- **Data section**:
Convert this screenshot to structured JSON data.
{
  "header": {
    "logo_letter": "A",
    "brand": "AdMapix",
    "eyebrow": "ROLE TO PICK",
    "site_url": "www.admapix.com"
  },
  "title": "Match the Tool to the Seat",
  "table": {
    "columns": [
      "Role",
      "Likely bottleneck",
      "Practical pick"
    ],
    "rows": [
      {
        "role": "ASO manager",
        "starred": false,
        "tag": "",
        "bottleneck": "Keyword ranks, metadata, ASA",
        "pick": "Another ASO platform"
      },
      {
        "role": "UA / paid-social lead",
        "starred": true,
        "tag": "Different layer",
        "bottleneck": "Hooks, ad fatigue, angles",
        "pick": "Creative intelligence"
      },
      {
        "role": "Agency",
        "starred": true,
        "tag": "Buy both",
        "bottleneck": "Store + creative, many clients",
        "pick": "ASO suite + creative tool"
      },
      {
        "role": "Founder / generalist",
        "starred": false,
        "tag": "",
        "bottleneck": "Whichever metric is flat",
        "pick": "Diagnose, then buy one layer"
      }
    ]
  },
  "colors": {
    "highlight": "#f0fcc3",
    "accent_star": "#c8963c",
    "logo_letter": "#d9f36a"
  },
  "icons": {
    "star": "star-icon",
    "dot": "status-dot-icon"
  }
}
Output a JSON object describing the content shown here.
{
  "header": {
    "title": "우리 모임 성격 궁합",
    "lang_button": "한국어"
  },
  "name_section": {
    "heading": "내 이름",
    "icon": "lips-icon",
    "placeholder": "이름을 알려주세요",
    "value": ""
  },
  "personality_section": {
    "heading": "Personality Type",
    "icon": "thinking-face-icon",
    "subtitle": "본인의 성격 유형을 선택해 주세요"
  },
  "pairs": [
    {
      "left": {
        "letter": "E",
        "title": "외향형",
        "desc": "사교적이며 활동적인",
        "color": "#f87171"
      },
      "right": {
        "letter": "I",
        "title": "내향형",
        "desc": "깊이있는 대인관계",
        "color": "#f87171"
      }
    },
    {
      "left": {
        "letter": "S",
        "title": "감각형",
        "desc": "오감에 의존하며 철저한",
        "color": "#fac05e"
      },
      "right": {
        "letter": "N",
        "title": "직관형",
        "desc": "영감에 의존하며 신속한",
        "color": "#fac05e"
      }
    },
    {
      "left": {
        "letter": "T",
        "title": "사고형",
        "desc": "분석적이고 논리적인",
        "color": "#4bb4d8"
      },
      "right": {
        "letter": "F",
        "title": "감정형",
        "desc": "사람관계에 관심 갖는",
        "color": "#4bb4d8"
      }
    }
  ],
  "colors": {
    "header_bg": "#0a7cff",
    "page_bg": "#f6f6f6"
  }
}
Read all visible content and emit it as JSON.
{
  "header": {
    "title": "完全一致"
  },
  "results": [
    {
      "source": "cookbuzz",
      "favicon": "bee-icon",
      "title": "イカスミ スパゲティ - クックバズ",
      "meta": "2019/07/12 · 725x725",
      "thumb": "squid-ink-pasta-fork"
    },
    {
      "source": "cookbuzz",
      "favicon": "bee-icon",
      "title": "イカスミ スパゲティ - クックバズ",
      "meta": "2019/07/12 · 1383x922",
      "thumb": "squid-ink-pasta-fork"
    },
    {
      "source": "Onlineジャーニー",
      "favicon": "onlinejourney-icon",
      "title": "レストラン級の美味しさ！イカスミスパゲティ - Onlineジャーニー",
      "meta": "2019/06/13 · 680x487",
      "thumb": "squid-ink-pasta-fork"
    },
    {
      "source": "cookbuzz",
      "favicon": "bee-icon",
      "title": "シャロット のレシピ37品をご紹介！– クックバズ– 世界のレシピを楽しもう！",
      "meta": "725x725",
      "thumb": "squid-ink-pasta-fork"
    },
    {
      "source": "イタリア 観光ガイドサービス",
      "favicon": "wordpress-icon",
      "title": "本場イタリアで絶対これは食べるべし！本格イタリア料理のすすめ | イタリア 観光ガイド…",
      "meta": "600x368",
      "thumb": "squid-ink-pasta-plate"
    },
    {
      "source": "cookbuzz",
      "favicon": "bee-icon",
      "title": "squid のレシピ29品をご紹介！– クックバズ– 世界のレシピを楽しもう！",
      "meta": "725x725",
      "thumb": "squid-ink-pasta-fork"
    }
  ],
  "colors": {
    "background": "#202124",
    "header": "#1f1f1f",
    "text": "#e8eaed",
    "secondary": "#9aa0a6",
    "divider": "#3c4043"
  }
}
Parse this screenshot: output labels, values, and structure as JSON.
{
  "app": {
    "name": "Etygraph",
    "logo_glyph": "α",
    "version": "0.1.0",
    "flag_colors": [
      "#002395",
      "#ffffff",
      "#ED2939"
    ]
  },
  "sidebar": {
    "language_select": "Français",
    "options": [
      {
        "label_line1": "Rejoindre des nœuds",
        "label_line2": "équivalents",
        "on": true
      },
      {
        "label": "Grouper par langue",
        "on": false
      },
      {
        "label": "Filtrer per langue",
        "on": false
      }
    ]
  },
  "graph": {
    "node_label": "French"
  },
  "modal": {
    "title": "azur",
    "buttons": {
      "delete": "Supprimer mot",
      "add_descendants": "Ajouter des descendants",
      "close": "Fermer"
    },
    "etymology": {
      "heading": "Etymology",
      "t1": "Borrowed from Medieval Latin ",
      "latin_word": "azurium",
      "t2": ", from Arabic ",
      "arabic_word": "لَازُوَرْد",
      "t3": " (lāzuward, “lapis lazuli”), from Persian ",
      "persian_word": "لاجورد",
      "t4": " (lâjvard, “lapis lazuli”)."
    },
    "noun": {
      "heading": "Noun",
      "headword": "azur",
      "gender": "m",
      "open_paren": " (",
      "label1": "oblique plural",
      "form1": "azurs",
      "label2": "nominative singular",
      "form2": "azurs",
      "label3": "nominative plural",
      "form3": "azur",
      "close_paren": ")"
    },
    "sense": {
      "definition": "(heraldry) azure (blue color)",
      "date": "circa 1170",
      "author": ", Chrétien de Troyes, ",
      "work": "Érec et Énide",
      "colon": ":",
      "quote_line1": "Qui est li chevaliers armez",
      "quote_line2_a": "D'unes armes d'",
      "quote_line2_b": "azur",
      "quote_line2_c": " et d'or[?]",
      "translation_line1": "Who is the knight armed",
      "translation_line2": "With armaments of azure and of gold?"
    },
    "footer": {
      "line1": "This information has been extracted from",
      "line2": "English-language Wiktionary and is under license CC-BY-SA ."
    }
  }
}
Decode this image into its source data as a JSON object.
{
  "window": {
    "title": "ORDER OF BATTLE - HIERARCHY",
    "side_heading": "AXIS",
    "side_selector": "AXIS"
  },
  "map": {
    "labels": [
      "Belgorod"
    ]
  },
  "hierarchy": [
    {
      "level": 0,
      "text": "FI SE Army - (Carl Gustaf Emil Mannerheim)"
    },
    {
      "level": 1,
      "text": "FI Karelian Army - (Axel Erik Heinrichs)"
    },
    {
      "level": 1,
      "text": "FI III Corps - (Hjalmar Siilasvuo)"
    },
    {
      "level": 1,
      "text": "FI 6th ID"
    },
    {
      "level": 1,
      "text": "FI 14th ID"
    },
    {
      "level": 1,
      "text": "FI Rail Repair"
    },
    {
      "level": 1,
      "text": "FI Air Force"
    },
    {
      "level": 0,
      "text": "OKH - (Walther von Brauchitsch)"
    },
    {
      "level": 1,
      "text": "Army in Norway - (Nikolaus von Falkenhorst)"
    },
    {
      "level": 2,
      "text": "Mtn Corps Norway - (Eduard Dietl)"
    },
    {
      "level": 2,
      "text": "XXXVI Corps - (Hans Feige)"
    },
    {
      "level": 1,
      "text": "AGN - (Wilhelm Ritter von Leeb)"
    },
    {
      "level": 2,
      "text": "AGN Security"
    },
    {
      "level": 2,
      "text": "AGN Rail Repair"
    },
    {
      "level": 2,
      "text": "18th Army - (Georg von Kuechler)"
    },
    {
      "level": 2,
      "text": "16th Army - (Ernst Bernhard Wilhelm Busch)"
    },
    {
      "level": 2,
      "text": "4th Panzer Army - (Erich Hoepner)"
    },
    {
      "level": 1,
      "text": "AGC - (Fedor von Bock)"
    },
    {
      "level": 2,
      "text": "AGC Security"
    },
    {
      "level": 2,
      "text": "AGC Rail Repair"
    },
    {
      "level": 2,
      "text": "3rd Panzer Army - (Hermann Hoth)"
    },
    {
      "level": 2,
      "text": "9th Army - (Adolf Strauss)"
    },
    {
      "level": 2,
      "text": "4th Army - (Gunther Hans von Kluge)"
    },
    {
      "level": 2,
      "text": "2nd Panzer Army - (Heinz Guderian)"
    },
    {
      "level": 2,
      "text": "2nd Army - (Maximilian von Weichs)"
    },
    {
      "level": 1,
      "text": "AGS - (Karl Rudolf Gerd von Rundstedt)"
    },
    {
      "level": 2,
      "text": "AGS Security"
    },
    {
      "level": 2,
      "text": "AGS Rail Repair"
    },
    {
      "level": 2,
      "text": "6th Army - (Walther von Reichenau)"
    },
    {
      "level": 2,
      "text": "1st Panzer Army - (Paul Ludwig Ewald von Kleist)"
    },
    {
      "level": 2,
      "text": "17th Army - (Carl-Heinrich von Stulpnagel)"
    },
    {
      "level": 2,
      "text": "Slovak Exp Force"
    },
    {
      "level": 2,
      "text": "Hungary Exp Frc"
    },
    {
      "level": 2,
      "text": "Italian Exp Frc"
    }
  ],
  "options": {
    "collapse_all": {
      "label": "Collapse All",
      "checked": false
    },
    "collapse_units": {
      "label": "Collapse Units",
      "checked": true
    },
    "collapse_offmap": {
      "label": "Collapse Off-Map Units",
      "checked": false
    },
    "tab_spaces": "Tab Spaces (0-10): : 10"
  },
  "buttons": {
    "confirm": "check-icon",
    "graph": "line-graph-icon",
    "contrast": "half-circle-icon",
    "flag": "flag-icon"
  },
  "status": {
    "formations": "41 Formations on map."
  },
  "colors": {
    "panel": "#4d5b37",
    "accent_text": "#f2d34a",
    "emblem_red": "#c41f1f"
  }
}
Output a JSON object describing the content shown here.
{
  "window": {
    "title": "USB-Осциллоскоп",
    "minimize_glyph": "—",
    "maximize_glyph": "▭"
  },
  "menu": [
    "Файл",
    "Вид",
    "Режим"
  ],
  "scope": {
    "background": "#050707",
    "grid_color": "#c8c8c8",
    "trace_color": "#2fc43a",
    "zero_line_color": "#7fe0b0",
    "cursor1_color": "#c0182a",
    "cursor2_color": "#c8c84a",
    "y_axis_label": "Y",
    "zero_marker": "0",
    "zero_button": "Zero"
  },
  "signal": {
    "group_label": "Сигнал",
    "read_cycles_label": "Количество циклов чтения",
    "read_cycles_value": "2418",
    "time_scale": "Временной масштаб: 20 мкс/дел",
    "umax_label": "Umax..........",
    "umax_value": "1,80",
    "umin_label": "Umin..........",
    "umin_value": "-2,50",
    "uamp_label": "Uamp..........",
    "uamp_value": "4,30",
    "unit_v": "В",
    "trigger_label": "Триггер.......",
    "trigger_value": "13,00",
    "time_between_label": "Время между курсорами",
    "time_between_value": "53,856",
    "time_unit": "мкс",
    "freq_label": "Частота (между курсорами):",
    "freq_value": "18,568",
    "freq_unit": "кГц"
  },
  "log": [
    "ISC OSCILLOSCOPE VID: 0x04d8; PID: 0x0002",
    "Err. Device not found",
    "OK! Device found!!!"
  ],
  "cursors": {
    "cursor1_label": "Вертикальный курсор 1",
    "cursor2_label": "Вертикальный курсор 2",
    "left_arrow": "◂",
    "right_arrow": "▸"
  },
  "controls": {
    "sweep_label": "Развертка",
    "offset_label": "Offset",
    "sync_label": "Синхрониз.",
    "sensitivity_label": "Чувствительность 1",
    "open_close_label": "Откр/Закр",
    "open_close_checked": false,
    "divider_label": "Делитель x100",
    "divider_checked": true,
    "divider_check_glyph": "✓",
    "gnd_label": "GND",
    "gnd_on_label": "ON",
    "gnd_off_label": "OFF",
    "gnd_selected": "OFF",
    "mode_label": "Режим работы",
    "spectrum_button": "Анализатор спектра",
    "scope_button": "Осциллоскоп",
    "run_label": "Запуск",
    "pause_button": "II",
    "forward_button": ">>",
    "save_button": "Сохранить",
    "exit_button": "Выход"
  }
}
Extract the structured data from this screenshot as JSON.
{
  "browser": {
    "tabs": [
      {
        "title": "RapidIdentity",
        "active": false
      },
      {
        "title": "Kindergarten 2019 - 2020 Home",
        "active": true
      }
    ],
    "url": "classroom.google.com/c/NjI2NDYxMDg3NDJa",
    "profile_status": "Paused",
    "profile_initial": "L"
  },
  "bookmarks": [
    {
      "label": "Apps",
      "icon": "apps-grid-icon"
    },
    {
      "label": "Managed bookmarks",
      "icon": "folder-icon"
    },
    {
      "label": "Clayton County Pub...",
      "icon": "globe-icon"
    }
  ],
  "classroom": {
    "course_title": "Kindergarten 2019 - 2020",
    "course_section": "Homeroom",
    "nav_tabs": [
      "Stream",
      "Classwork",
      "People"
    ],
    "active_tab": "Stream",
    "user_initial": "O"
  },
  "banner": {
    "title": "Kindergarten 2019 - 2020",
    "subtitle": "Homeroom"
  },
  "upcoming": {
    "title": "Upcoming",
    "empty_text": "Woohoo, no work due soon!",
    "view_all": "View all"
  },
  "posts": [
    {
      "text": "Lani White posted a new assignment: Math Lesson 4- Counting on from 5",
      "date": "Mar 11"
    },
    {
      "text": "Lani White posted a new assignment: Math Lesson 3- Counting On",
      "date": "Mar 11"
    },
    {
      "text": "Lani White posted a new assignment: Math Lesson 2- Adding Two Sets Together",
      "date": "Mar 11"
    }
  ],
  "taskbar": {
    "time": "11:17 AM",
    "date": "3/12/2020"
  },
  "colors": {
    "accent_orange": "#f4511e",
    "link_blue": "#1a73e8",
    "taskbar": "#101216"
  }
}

- **Stated goal**: Look through the material and copy each line that has "Homeroom".

- **Response to the task**:
    "course_section": "Homeroom",
    "subtitle": "Homeroom"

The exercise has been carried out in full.